◆ Data lines:
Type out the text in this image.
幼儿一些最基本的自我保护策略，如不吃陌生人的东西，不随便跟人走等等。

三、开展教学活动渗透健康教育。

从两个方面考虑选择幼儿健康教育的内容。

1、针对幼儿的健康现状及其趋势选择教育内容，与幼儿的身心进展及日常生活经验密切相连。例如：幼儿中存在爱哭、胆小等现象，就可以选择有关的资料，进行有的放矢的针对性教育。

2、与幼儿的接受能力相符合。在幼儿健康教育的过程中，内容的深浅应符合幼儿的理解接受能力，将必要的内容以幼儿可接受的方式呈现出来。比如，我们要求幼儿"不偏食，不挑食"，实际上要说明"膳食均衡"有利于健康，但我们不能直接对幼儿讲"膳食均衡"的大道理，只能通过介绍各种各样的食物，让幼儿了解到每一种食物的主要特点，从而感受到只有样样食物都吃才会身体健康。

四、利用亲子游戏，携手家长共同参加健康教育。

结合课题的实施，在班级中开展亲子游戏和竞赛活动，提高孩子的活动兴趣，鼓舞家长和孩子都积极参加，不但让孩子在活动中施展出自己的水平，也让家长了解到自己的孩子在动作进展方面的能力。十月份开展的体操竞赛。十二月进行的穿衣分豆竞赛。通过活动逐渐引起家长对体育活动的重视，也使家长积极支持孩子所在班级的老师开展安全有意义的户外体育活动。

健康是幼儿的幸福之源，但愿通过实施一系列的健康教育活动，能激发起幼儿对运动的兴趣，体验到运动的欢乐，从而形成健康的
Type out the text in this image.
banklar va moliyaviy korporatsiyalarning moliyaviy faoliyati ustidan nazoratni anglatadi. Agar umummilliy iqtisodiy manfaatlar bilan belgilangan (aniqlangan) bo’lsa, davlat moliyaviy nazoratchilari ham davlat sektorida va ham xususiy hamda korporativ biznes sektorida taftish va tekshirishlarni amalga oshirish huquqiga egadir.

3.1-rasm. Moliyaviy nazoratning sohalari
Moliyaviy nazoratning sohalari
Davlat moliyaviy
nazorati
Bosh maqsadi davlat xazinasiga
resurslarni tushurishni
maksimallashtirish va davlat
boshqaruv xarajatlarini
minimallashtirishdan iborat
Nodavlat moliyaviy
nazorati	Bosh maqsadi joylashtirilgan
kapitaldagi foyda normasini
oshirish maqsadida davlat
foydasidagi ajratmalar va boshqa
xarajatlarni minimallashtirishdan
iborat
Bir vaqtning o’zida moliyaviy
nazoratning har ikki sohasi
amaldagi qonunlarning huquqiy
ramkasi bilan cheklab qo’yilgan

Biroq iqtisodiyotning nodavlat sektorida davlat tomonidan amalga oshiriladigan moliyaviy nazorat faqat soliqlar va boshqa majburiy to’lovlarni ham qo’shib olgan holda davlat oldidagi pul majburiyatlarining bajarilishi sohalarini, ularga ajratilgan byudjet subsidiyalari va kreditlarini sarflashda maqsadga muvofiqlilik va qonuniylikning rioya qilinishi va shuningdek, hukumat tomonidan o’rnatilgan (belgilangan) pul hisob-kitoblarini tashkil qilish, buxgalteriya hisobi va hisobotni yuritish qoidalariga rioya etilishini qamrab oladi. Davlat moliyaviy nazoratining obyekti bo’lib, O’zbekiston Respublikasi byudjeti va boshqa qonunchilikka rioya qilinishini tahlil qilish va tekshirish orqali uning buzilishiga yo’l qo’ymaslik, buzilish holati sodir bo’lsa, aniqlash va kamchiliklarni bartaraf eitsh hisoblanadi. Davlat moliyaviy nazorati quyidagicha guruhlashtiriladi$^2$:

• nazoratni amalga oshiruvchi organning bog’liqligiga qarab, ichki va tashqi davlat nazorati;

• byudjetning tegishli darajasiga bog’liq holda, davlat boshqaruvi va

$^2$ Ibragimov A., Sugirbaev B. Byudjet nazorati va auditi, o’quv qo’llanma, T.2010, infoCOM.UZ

◆ Job: Return each entry from above without altering a single character.

◆ Full response:
Type out the text in this image.
幼儿一些最基本的自我保护策略，如不吃陌生人的东西，不随便跟人走等等。

三、开展教学活动渗透健康教育。

从两个方面考虑选择幼儿健康教育的内容。

1、针对幼儿的健康现状及其趋势选择教育内容，与幼儿的身心进展及日常生活经验密切相连。例如：幼儿中存在爱哭、胆小等现象，就可以选择有关的资料，进行有的放矢的针对性教育。

2、与幼儿的接受能力相符合。在幼儿健康教育的过程中，内容的深浅应符合幼儿的理解接受能力，将必要的内容以幼儿可接受的方式呈现出来。比如，我们要求幼儿"不偏食，不挑食"，实际上要说明"膳食均衡"有利于健康，但我们不能直接对幼儿讲"膳食均衡"的大道理，只能通过介绍各种各样的食物，让幼儿了解到每一种食物的主要特点，从而感受到只有样样食物都吃才会身体健康。

四、利用亲子游戏，携手家长共同参加健康教育。

结合课题的实施，在班级中开展亲子游戏和竞赛活动，提高孩子的活动兴趣，鼓舞家长和孩子都积极参加，不但让孩子在活动中施展出自己的水平，也让家长了解到自己的孩子在动作进展方面的能力。十月份开展的体操竞赛。十二月进行的穿衣分豆竞赛。通过活动逐渐引起家长对体育活动的重视，也使家长积极支持孩子所在班级的老师开展安全有意义的户外体育活动。

健康是幼儿的幸福之源，但愿通过实施一系列的健康教育活动，能激发起幼儿对运动的兴趣，体验到运动的欢乐，从而形成健康的
Type out the text in this image.
banklar va moliyaviy korporatsiyalarning moliyaviy faoliyati ustidan nazoratni anglatadi. Agar umummilliy iqtisodiy manfaatlar bilan belgilangan (aniqlangan) bo’lsa, davlat moliyaviy nazoratchilari ham davlat sektorida va ham xususiy hamda korporativ biznes sektorida taftish va tekshirishlarni amalga oshirish huquqiga egadir.

3.1-rasm. Moliyaviy nazoratning sohalari
Moliyaviy nazoratning sohalari
Davlat moliyaviy
nazorati
Bosh maqsadi davlat xazinasiga
resurslarni tushurishni
maksimallashtirish va davlat
boshqaruv xarajatlarini
minimallashtirishdan iborat
Nodavlat moliyaviy
nazorati	Bosh maqsadi joylashtirilgan
kapitaldagi foyda normasini
oshirish maqsadida davlat
foydasidagi ajratmalar va boshqa
xarajatlarni minimallashtirishdan
iborat
Bir vaqtning o’zida moliyaviy
nazoratning har ikki sohasi
amaldagi qonunlarning huquqiy
ramkasi bilan cheklab qo’yilgan

Biroq iqtisodiyotning nodavlat sektorida davlat tomonidan amalga oshiriladigan moliyaviy nazorat faqat soliqlar va boshqa majburiy to’lovlarni ham qo’shib olgan holda davlat oldidagi pul majburiyatlarining bajarilishi sohalarini, ularga ajratilgan byudjet subsidiyalari va kreditlarini sarflashda maqsadga muvofiqlilik va qonuniylikning rioya qilinishi va shuningdek, hukumat tomonidan o’rnatilgan (belgilangan) pul hisob-kitoblarini tashkil qilish, buxgalteriya hisobi va hisobotni yuritish qoidalariga rioya etilishini qamrab oladi. Davlat moliyaviy nazoratining obyekti bo’lib, O’zbekiston Respublikasi byudjeti va boshqa qonunchilikka rioya qilinishini tahlil qilish va tekshirish orqali uning buzilishiga yo’l qo’ymaslik, buzilish holati sodir bo’lsa, aniqlash va kamchiliklarni bartaraf eitsh hisoblanadi. Davlat moliyaviy nazorati quyidagicha guruhlashtiriladi$^2$:

• nazoratni amalga oshiruvchi organning bog’liqligiga qarab, ichki va tashqi davlat nazorati;

• byudjetning tegishli darajasiga bog’liq holda, davlat boshqaruvi va

$^2$ Ibragimov A., Sugirbaev B. Byudjet nazorati va auditi, o’quv qo’llanma, T.2010, infoCOM.UZ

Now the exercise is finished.